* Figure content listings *
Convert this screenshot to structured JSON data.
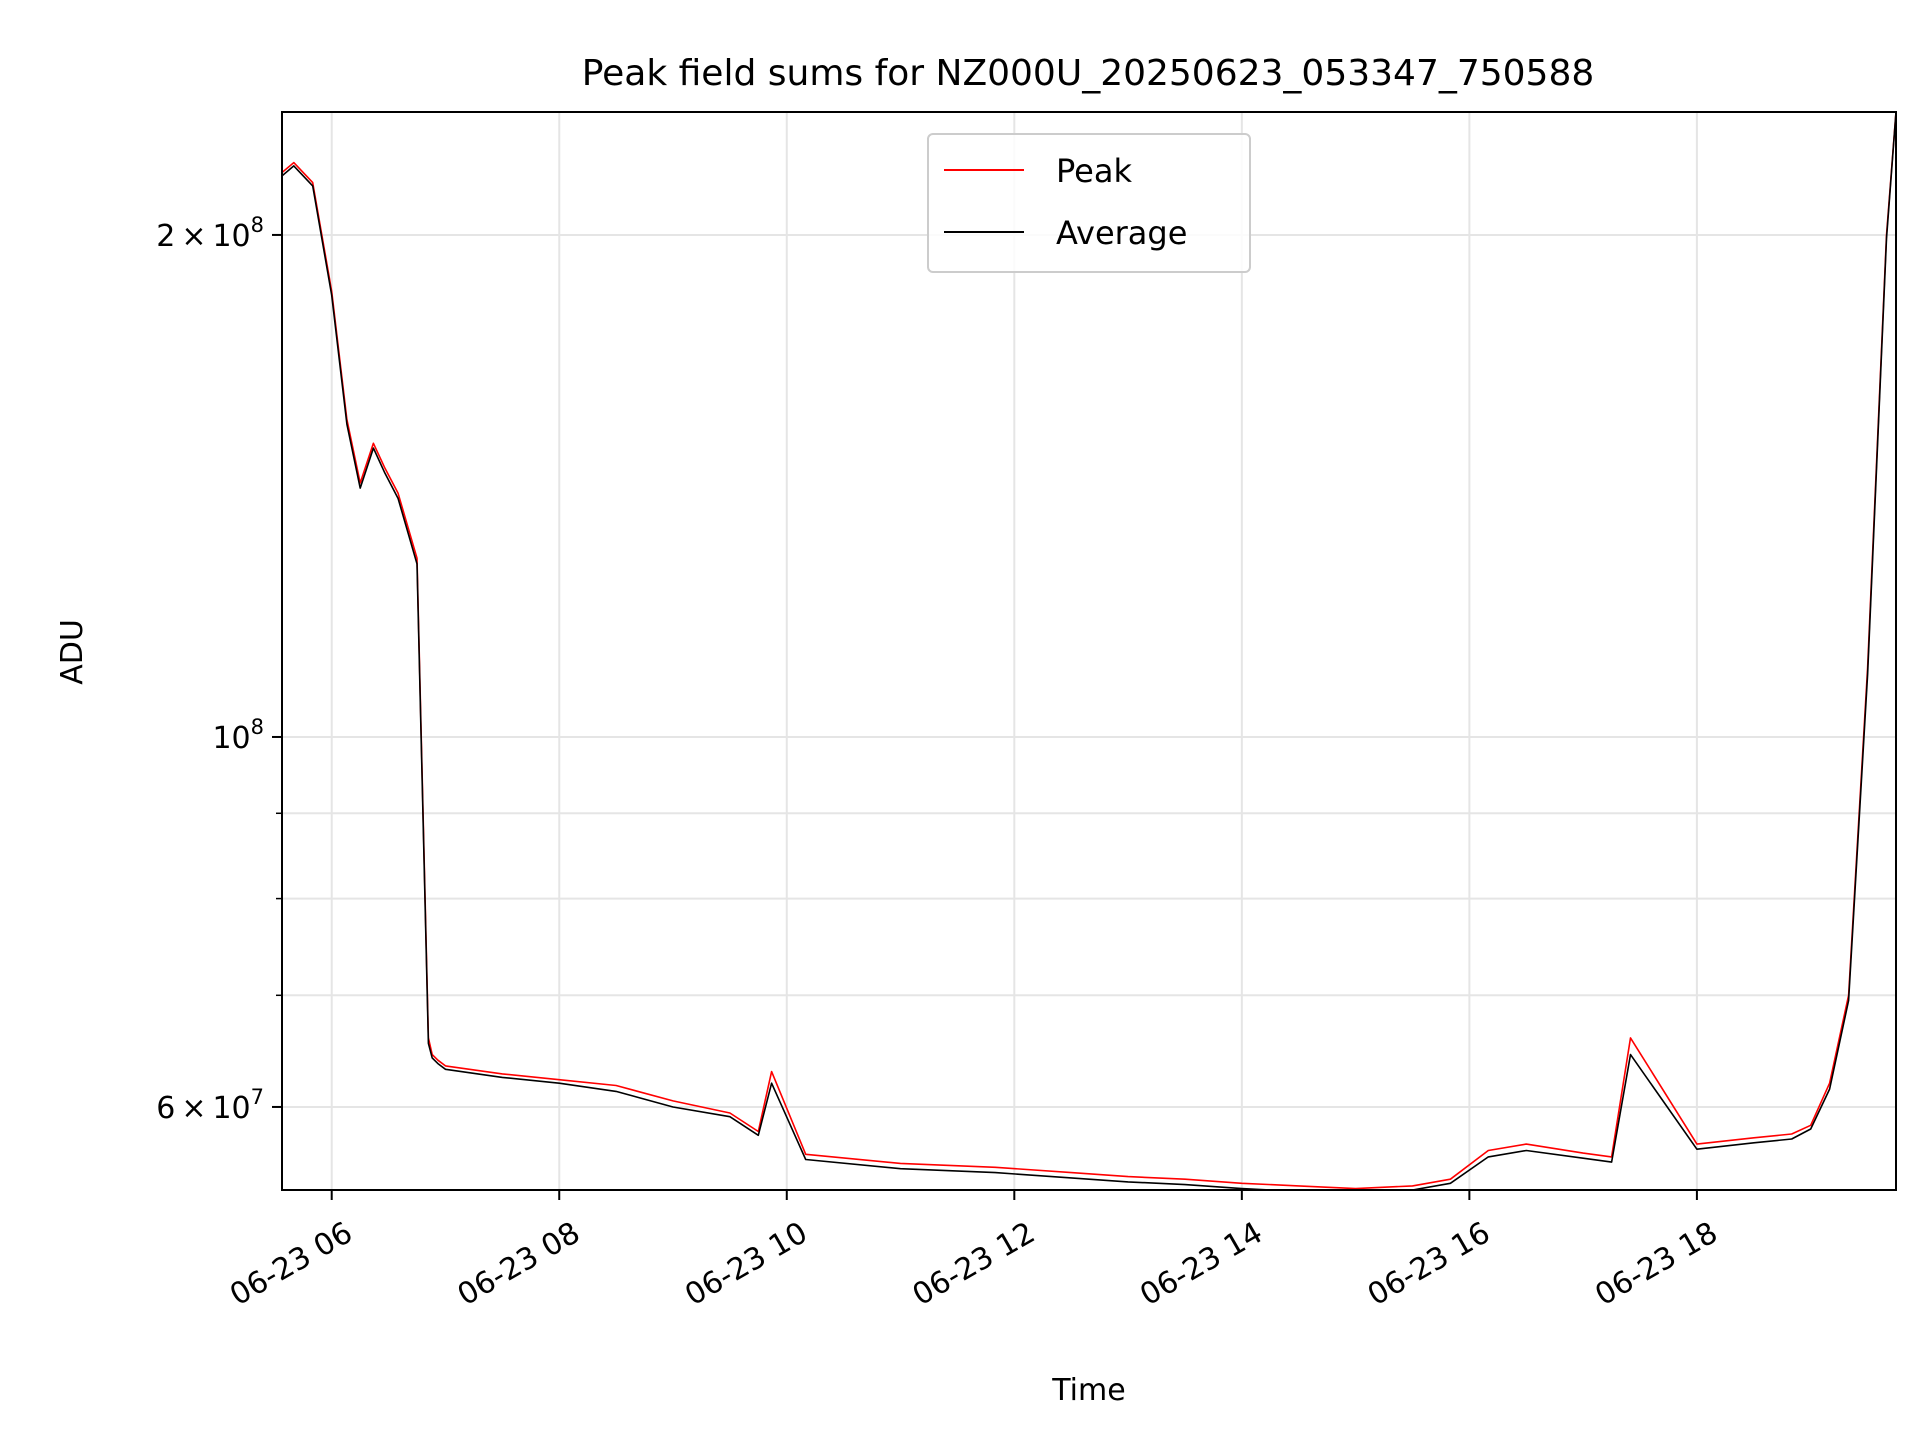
{
  "chart_data": {
    "type": "line",
    "title": "Peak field sums for NZ000U_20250623_053347_750588",
    "xlabel": "Time",
    "ylabel": "ADU",
    "y_scale": "log",
    "grid": true,
    "legend_position": "top-center",
    "xlim": [
      "2025-06-23 05:33:47",
      "2025-06-23 19:45:00"
    ],
    "ylim": [
      53500000,
      237000000
    ],
    "x_ticks": [
      {
        "value": "2025-06-23 06:00",
        "label": "06-23 06"
      },
      {
        "value": "2025-06-23 08:00",
        "label": "06-23 08"
      },
      {
        "value": "2025-06-23 10:00",
        "label": "06-23 10"
      },
      {
        "value": "2025-06-23 12:00",
        "label": "06-23 12"
      },
      {
        "value": "2025-06-23 14:00",
        "label": "06-23 14"
      },
      {
        "value": "2025-06-23 16:00",
        "label": "06-23 16"
      },
      {
        "value": "2025-06-23 18:00",
        "label": "06-23 18"
      }
    ],
    "y_major_ticks": [
      {
        "value": 60000000,
        "base": "6",
        "exp": "7",
        "label": "6 × 10^7"
      },
      {
        "value": 100000000,
        "base": "",
        "exp": "8",
        "label": "10^8"
      },
      {
        "value": 200000000,
        "base": "2",
        "exp": "8",
        "label": "2 × 10^8"
      }
    ],
    "y_minor_ticks": [
      70000000,
      80000000,
      90000000
    ],
    "series": [
      {
        "name": "Peak",
        "color": "#ff0000",
        "x": [
          "2025-06-23 05:33:47",
          "2025-06-23 05:40",
          "2025-06-23 05:50",
          "2025-06-23 06:00",
          "2025-06-23 06:08",
          "2025-06-23 06:15",
          "2025-06-23 06:22",
          "2025-06-23 06:28",
          "2025-06-23 06:35",
          "2025-06-23 06:45",
          "2025-06-23 06:51",
          "2025-06-23 06:53",
          "2025-06-23 06:56",
          "2025-06-23 07:00",
          "2025-06-23 07:30",
          "2025-06-23 08:00",
          "2025-06-23 08:30",
          "2025-06-23 09:00",
          "2025-06-23 09:30",
          "2025-06-23 09:45",
          "2025-06-23 09:52",
          "2025-06-23 10:10",
          "2025-06-23 11:00",
          "2025-06-23 11:50",
          "2025-06-23 12:30",
          "2025-06-23 13:00",
          "2025-06-23 13:30",
          "2025-06-23 14:00",
          "2025-06-23 14:30",
          "2025-06-23 15:00",
          "2025-06-23 15:30",
          "2025-06-23 15:50",
          "2025-06-23 16:10",
          "2025-06-23 16:30",
          "2025-06-23 17:00",
          "2025-06-23 17:15",
          "2025-06-23 17:25",
          "2025-06-23 18:00",
          "2025-06-23 18:30",
          "2025-06-23 18:50",
          "2025-06-23 19:00",
          "2025-06-23 19:10",
          "2025-06-23 19:20",
          "2025-06-23 19:30",
          "2025-06-23 19:40",
          "2025-06-23 19:45"
        ],
        "values": [
          218000000,
          221000000,
          215000000,
          185000000,
          155000000,
          142000000,
          150000000,
          145000000,
          140000000,
          128000000,
          66000000,
          64500000,
          64000000,
          63500000,
          62800000,
          62300000,
          61800000,
          60500000,
          59500000,
          58000000,
          63000000,
          56200000,
          55500000,
          55200000,
          54800000,
          54500000,
          54300000,
          54000000,
          53800000,
          53600000,
          53800000,
          54300000,
          56500000,
          57000000,
          56300000,
          56000000,
          66000000,
          57000000,
          57500000,
          57800000,
          58500000,
          62000000,
          70000000,
          110000000,
          200000000,
          237000000
        ]
      },
      {
        "name": "Average",
        "color": "#000000",
        "x": [
          "2025-06-23 05:33:47",
          "2025-06-23 05:40",
          "2025-06-23 05:50",
          "2025-06-23 06:00",
          "2025-06-23 06:08",
          "2025-06-23 06:15",
          "2025-06-23 06:22",
          "2025-06-23 06:28",
          "2025-06-23 06:35",
          "2025-06-23 06:45",
          "2025-06-23 06:51",
          "2025-06-23 06:53",
          "2025-06-23 06:56",
          "2025-06-23 07:00",
          "2025-06-23 07:30",
          "2025-06-23 08:00",
          "2025-06-23 08:30",
          "2025-06-23 09:00",
          "2025-06-23 09:30",
          "2025-06-23 09:45",
          "2025-06-23 09:52",
          "2025-06-23 10:10",
          "2025-06-23 11:00",
          "2025-06-23 11:50",
          "2025-06-23 12:30",
          "2025-06-23 13:00",
          "2025-06-23 13:30",
          "2025-06-23 14:00",
          "2025-06-23 14:30",
          "2025-06-23 15:00",
          "2025-06-23 15:30",
          "2025-06-23 15:50",
          "2025-06-23 16:10",
          "2025-06-23 16:30",
          "2025-06-23 17:00",
          "2025-06-23 17:15",
          "2025-06-23 17:25",
          "2025-06-23 18:00",
          "2025-06-23 18:30",
          "2025-06-23 18:50",
          "2025-06-23 19:00",
          "2025-06-23 19:10",
          "2025-06-23 19:20",
          "2025-06-23 19:30",
          "2025-06-23 19:40",
          "2025-06-23 19:45"
        ],
        "values": [
          217000000,
          220000000,
          214000000,
          184000000,
          154000000,
          141000000,
          149000000,
          144000000,
          139000000,
          127000000,
          65500000,
          64200000,
          63700000,
          63200000,
          62500000,
          62000000,
          61300000,
          60000000,
          59200000,
          57700000,
          62000000,
          55800000,
          55100000,
          54800000,
          54400000,
          54100000,
          53900000,
          53600000,
          53400000,
          53300000,
          53500000,
          54000000,
          56000000,
          56500000,
          55900000,
          55600000,
          64500000,
          56600000,
          57100000,
          57400000,
          58200000,
          61500000,
          69500000,
          109000000,
          199000000,
          237000000
        ]
      }
    ]
  }
}
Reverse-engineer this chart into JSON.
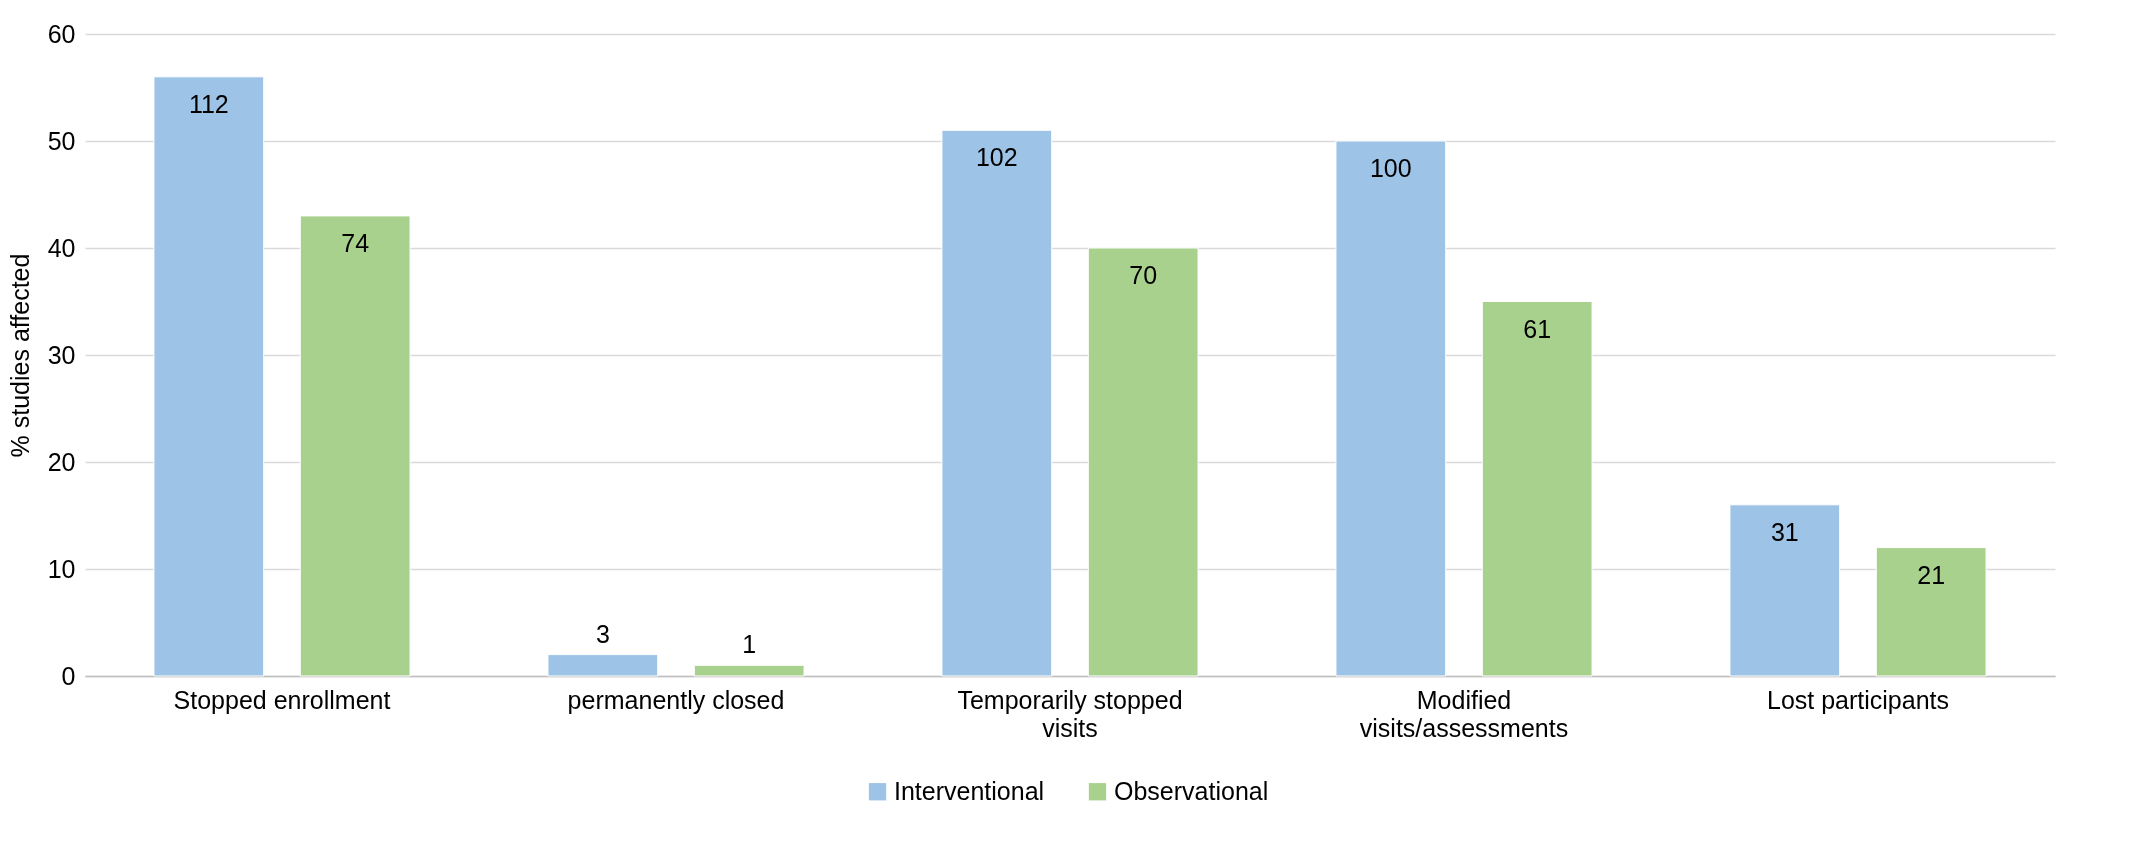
{
  "chart_data": {
    "type": "bar",
    "ylabel": "% studies affected",
    "categories": [
      "Stopped enrollment",
      "permanently closed",
      "Temporarily stopped visits",
      "Modified visits/assessments",
      "Lost participants"
    ],
    "series": [
      {
        "name": "Interventional",
        "color": "#9dc3e6",
        "values": [
          56,
          2,
          51,
          50,
          16
        ]
      },
      {
        "name": "Observational",
        "color": "#a9d18e",
        "values": [
          43,
          1,
          40,
          35,
          12
        ]
      }
    ],
    "annotations": [
      "112",
      "3",
      "102",
      "100",
      "31",
      "74",
      "1",
      "70",
      "61",
      "21"
    ],
    "ylim": [
      0,
      60
    ],
    "yticks": [
      0,
      10,
      20,
      30,
      40,
      50,
      60
    ],
    "grid": "y",
    "legend": "bottom"
  }
}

* EXERCISE PROMPT *
The records shown above are to be repeated exactly, with the pictures left out.

* PROBLEM SOLUTION *
Convert this screenshot to structured JSON data.
{
  "chart_data": {
    "type": "line",
    "title": "Peak field sums for NZ000U_20250623_053347_750588",
    "xlabel": "Time",
    "ylabel": "ADU",
    "y_scale": "log",
    "grid": true,
    "legend_position": "top-center",
    "xlim": [
      "2025-06-23 05:33:47",
      "2025-06-23 19:45:00"
    ],
    "ylim": [
      53500000,
      237000000
    ],
    "x_ticks": [
      {
        "value": "2025-06-23 06:00",
        "label": "06-23 06"
      },
      {
        "value": "2025-06-23 08:00",
        "label": "06-23 08"
      },
      {
        "value": "2025-06-23 10:00",
        "label": "06-23 10"
      },
      {
        "value": "2025-06-23 12:00",
        "label": "06-23 12"
      },
      {
        "value": "2025-06-23 14:00",
        "label": "06-23 14"
      },
      {
        "value": "2025-06-23 16:00",
        "label": "06-23 16"
      },
      {
        "value": "2025-06-23 18:00",
        "label": "06-23 18"
      }
    ],
    "y_major_ticks": [
      {
        "value": 60000000,
        "base": "6",
        "exp": "7",
        "label": "6 × 10^7"
      },
      {
        "value": 100000000,
        "base": "",
        "exp": "8",
        "label": "10^8"
      },
      {
        "value": 200000000,
        "base": "2",
        "exp": "8",
        "label": "2 × 10^8"
      }
    ],
    "y_minor_ticks": [
      70000000,
      80000000,
      90000000
    ],
    "series": [
      {
        "name": "Peak",
        "color": "#ff0000",
        "x": [
          "2025-06-23 05:33:47",
          "2025-06-23 05:40",
          "2025-06-23 05:50",
          "2025-06-23 06:00",
          "2025-06-23 06:08",
          "2025-06-23 06:15",
          "2025-06-23 06:22",
          "2025-06-23 06:28",
          "2025-06-23 06:35",
          "2025-06-23 06:45",
          "2025-06-23 06:51",
          "2025-06-23 06:53",
          "2025-06-23 06:56",
          "2025-06-23 07:00",
          "2025-06-23 07:30",
          "2025-06-23 08:00",
          "2025-06-23 08:30",
          "2025-06-23 09:00",
          "2025-06-23 09:30",
          "2025-06-23 09:45",
          "2025-06-23 09:52",
          "2025-06-23 10:10",
          "2025-06-23 11:00",
          "2025-06-23 11:50",
          "2025-06-23 12:30",
          "2025-06-23 13:00",
          "2025-06-23 13:30",
          "2025-06-23 14:00",
          "2025-06-23 14:30",
          "2025-06-23 15:00",
          "2025-06-23 15:30",
          "2025-06-23 15:50",
          "2025-06-23 16:10",
          "2025-06-23 16:30",
          "2025-06-23 17:00",
          "2025-06-23 17:15",
          "2025-06-23 17:25",
          "2025-06-23 18:00",
          "2025-06-23 18:30",
          "2025-06-23 18:50",
          "2025-06-23 19:00",
          "2025-06-23 19:10",
          "2025-06-23 19:20",
          "2025-06-23 19:30",
          "2025-06-23 19:40",
          "2025-06-23 19:45"
        ],
        "values": [
          218000000,
          221000000,
          215000000,
          185000000,
          155000000,
          142000000,
          150000000,
          145000000,
          140000000,
          128000000,
          66000000,
          64500000,
          64000000,
          63500000,
          62800000,
          62300000,
          61800000,
          60500000,
          59500000,
          58000000,
          63000000,
          56200000,
          55500000,
          55200000,
          54800000,
          54500000,
          54300000,
          54000000,
          53800000,
          53600000,
          53800000,
          54300000,
          56500000,
          57000000,
          56300000,
          56000000,
          66000000,
          57000000,
          57500000,
          57800000,
          58500000,
          62000000,
          70000000,
          110000000,
          200000000,
          237000000
        ]
      },
      {
        "name": "Average",
        "color": "#000000",
        "x": [
          "2025-06-23 05:33:47",
          "2025-06-23 05:40",
          "2025-06-23 05:50",
          "2025-06-23 06:00",
          "2025-06-23 06:08",
          "2025-06-23 06:15",
          "2025-06-23 06:22",
          "2025-06-23 06:28",
          "2025-06-23 06:35",
          "2025-06-23 06:45",
          "2025-06-23 06:51",
          "2025-06-23 06:53",
          "2025-06-23 06:56",
          "2025-06-23 07:00",
          "2025-06-23 07:30",
          "2025-06-23 08:00",
          "2025-06-23 08:30",
          "2025-06-23 09:00",
          "2025-06-23 09:30",
          "2025-06-23 09:45",
          "2025-06-23 09:52",
          "2025-06-23 10:10",
          "2025-06-23 11:00",
          "2025-06-23 11:50",
          "2025-06-23 12:30",
          "2025-06-23 13:00",
          "2025-06-23 13:30",
          "2025-06-23 14:00",
          "2025-06-23 14:30",
          "2025-06-23 15:00",
          "2025-06-23 15:30",
          "2025-06-23 15:50",
          "2025-06-23 16:10",
          "2025-06-23 16:30",
          "2025-06-23 17:00",
          "2025-06-23 17:15",
          "2025-06-23 17:25",
          "2025-06-23 18:00",
          "2025-06-23 18:30",
          "2025-06-23 18:50",
          "2025-06-23 19:00",
          "2025-06-23 19:10",
          "2025-06-23 19:20",
          "2025-06-23 19:30",
          "2025-06-23 19:40",
          "2025-06-23 19:45"
        ],
        "values": [
          217000000,
          220000000,
          214000000,
          184000000,
          154000000,
          141000000,
          149000000,
          144000000,
          139000000,
          127000000,
          65500000,
          64200000,
          63700000,
          63200000,
          62500000,
          62000000,
          61300000,
          60000000,
          59200000,
          57700000,
          62000000,
          55800000,
          55100000,
          54800000,
          54400000,
          54100000,
          53900000,
          53600000,
          53400000,
          53300000,
          53500000,
          54000000,
          56000000,
          56500000,
          55900000,
          55600000,
          64500000,
          56600000,
          57100000,
          57400000,
          58200000,
          61500000,
          69500000,
          109000000,
          199000000,
          237000000
        ]
      }
    ]
  }
}
Reverse-engineer this chart into JSON.
{
  "chart_data": {
    "type": "bar",
    "ylabel": "% studies affected",
    "categories": [
      "Stopped enrollment",
      "permanently closed",
      "Temporarily stopped visits",
      "Modified visits/assessments",
      "Lost participants"
    ],
    "series": [
      {
        "name": "Interventional",
        "color": "#9dc3e6",
        "values": [
          56,
          2,
          51,
          50,
          16
        ]
      },
      {
        "name": "Observational",
        "color": "#a9d18e",
        "values": [
          43,
          1,
          40,
          35,
          12
        ]
      }
    ],
    "annotations": [
      "112",
      "3",
      "102",
      "100",
      "31",
      "74",
      "1",
      "70",
      "61",
      "21"
    ],
    "ylim": [
      0,
      60
    ],
    "yticks": [
      0,
      10,
      20,
      30,
      40,
      50,
      60
    ],
    "grid": "y",
    "legend": "bottom"
  }
}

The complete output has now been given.